*AVAILABLE RECORDS*:

++++

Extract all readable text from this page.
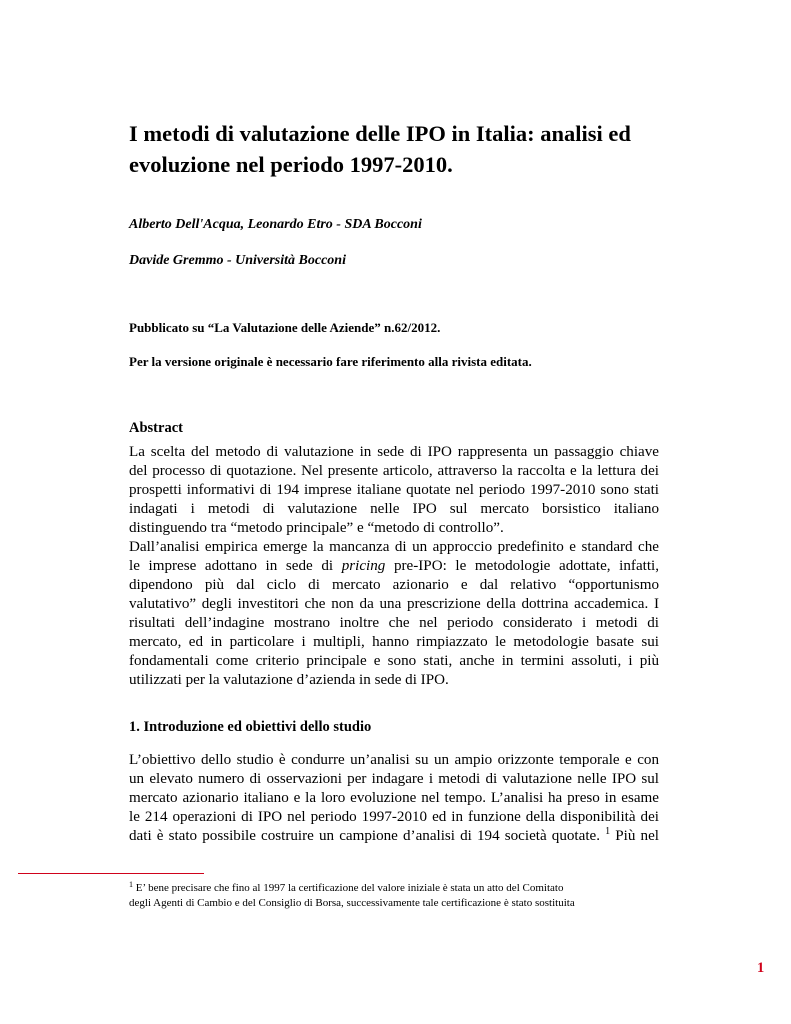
I metodi di valutazione delle IPO in Italia: analisi ed evoluzione nel periodo 1997-2010.

Alberto Dell'Acqua, Leonardo Etro - SDA Bocconi

Davide Gremmo - Università Bocconi

Pubblicato su “La Valutazione delle Aziende” n.62/2012.

Per la versione originale è necessario fare riferimento alla rivista editata.

Abstract
La scelta del metodo di valutazione in sede di IPO rappresenta un passaggio chiave
del processo di quotazione. Nel presente articolo, attraverso la raccolta e la lettura dei
prospetti informativi di 194 imprese italiane quotate nel periodo 1997-2010 sono stati
indagati i metodi di valutazione nelle IPO sul mercato borsistico italiano
distinguendo tra “metodo principale” e “metodo di controllo”.
Dall’analisi empirica emerge la mancanza di un approccio predefinito e standard che
le imprese adottano in sede di pricing pre-IPO: le metodologie adottate, infatti,
dipendono più dal ciclo di mercato azionario e dal relativo “opportunismo
valutativo” degli investitori che non da una prescrizione della dottrina accademica. I
risultati dell’indagine mostrano inoltre che nel periodo considerato i metodi di
mercato, ed in particolare i multipli, hanno rimpiazzato le metodologie basate sui
fondamentali come criterio principale e sono stati, anche in termini assoluti, i più
utilizzati per la valutazione d’azienda in sede di IPO.
1. Introduzione ed obiettivi dello studio
L’obiettivo dello studio è condurre un’analisi su un ampio orizzonte temporale e con
un elevato numero di osservazioni per indagare i metodi di valutazione nelle IPO sul
mercato azionario italiano e la loro evoluzione nel tempo. L’analisi ha preso in esame
le 214 operazioni di IPO nel periodo 1997-2010 ed in funzione della disponibilità dei
dati è stato possibile costruire un campione d’analisi di 194 società quotate. $^1$ Più nel
$^1$ E’ bene precisare che fino al 1997 la certificazione del valore iniziale è stata un atto del Comitato
degli Agenti di Cambio e del Consiglio di Borsa, successivamente tale certificazione è stato sostituita

1
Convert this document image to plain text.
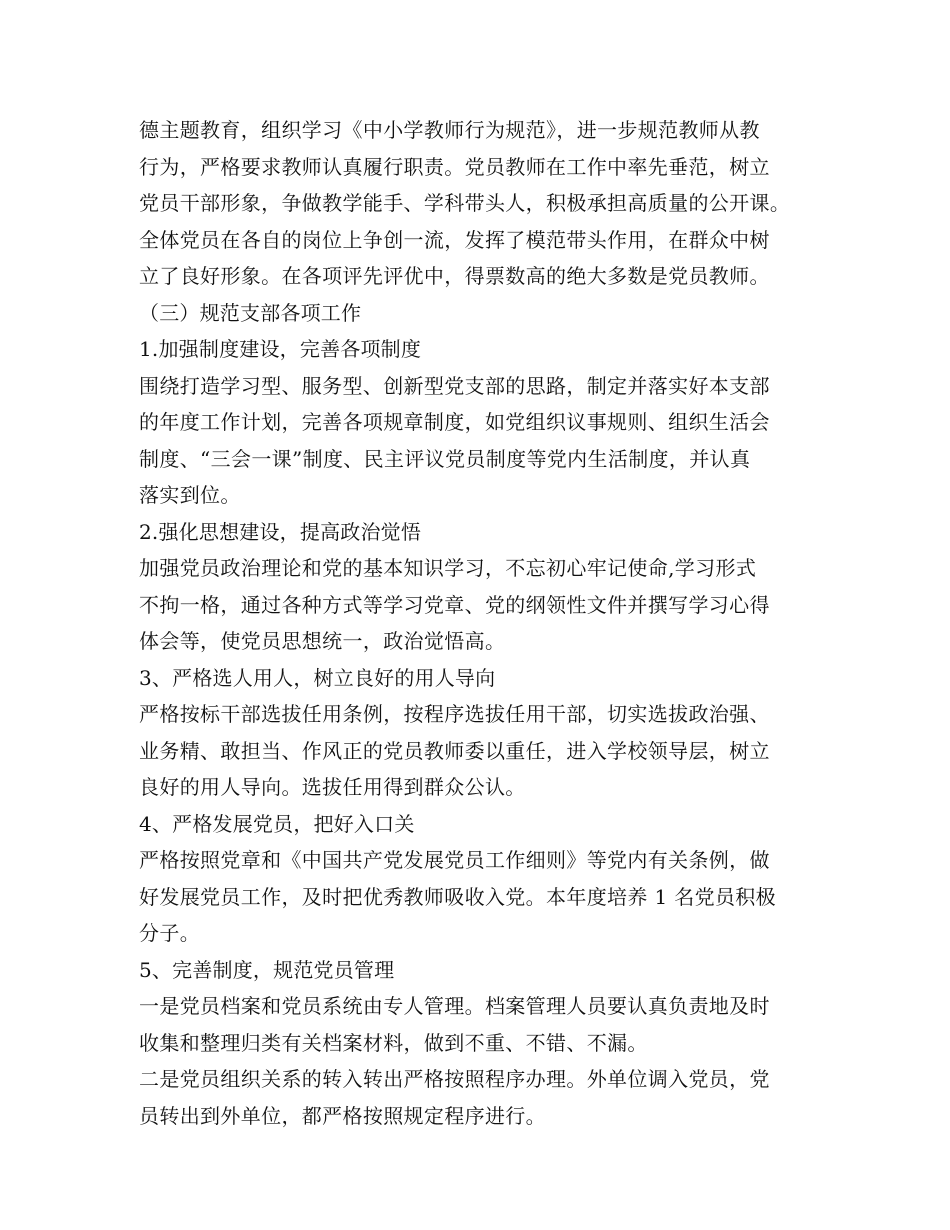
德主题教育，组织学习《中小学教师行为规范》，进一步规范教师从教
行为，严格要求教师认真履行职责。党员教师在工作中率先垂范，树立
党员干部形象，争做教学能手、学科带头人，积极承担高质量的公开课。
全体党员在各自的岗位上争创一流，发挥了模范带头作用，在群众中树
立了良好形象。在各项评先评优中，得票数高的绝大多数是党员教师。
（三）规范支部各项工作
1.加强制度建设，完善各项制度
围绕打造学习型、服务型、创新型党支部的思路，制定并落实好本支部
的年度工作计划，完善各项规章制度，如党组织议事规则、组织生活会
制度、“三会一课”制度、民主评议党员制度等党内生活制度，并认真
落实到位。
2.强化思想建设，提高政治觉悟
加强党员政治理论和党的基本知识学习，不忘初心牢记使命,学习形式
不拘一格，通过各种方式等学习党章、党的纲领性文件并撰写学习心得
体会等，使党员思想统一，政治觉悟高。
3、严格选人用人，树立良好的用人导向
严格按标干部选拔任用条例，按程序选拔任用干部，切实选拔政治强、
业务精、敢担当、作风正的党员教师委以重任，进入学校领导层，树立
良好的用人导向。选拔任用得到群众公认。
4、严格发展党员，把好入口关
严格按照党章和《中国共产党发展党员工作细则》等党内有关条例，做
好发展党员工作，及时把优秀教师吸收入党。本年度培养 1 名党员积极
分子。
5、完善制度，规范党员管理
一是党员档案和党员系统由专人管理。档案管理人员要认真负责地及时
收集和整理归类有关档案材料，做到不重、不错、不漏。
二是党员组织关系的转入转出严格按照程序办理。外单位调入党员，党
员转出到外单位，都严格按照规定程序进行。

++++

*PROMPT*: Track down every line with the word "metodi" and copy it.

*EXPECTED OUTPUT*:
I metodi di valutazione delle IPO in Italia: analisi ed evoluzione nel periodo 1997-2010.
indagati i metodi di valutazione nelle IPO sul mercato borsistico italiano
risultati dell’indagine mostrano inoltre che nel periodo considerato i metodi di
un elevato numero di osservazioni per indagare i metodi di valutazione nelle IPO sul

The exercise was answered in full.